Filter this material down to the lines that hold "hoặc", copying each one.

>> Start Data listing

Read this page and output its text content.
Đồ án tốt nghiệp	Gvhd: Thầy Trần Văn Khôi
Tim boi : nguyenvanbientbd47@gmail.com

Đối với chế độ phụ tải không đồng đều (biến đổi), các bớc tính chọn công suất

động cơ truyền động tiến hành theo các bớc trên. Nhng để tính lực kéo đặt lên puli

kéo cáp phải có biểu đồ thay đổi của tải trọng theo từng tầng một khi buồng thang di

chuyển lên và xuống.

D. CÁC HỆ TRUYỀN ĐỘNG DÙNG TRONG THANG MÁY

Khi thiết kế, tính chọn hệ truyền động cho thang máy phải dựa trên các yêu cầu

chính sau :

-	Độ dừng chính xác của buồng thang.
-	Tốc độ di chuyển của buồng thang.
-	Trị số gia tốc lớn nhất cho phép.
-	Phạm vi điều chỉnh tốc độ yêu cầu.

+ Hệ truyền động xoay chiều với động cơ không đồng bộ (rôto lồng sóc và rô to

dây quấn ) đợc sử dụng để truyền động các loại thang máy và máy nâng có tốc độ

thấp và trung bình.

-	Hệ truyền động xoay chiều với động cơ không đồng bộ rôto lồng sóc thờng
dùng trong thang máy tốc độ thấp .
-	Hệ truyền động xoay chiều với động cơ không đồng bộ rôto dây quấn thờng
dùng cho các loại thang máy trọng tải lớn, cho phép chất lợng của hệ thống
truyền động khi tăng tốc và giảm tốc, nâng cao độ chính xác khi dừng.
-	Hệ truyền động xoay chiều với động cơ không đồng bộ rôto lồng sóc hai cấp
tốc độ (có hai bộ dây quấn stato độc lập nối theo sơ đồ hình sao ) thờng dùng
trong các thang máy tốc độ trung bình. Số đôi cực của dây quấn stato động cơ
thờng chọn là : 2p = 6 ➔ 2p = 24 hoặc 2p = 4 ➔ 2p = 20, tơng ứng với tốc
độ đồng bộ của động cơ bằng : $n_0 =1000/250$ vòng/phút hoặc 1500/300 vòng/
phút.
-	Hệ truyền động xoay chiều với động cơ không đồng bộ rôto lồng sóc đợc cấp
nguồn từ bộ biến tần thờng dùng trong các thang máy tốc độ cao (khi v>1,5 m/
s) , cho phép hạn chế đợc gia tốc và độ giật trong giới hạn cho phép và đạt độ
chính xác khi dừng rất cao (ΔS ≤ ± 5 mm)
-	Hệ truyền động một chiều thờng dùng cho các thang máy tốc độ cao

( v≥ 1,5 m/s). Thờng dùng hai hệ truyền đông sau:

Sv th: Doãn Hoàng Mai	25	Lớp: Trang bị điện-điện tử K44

>> End Data listing

### Problem solution
thờng chọn là : 2p = 6 ➔ 2p = 24 hoặc 2p = 4 ➔ 2p = 20, tơng ứng với tốc
độ đồng bộ của động cơ bằng : $n_0 =1000/250$ vòng/phút hoặc 1500/300 vòng/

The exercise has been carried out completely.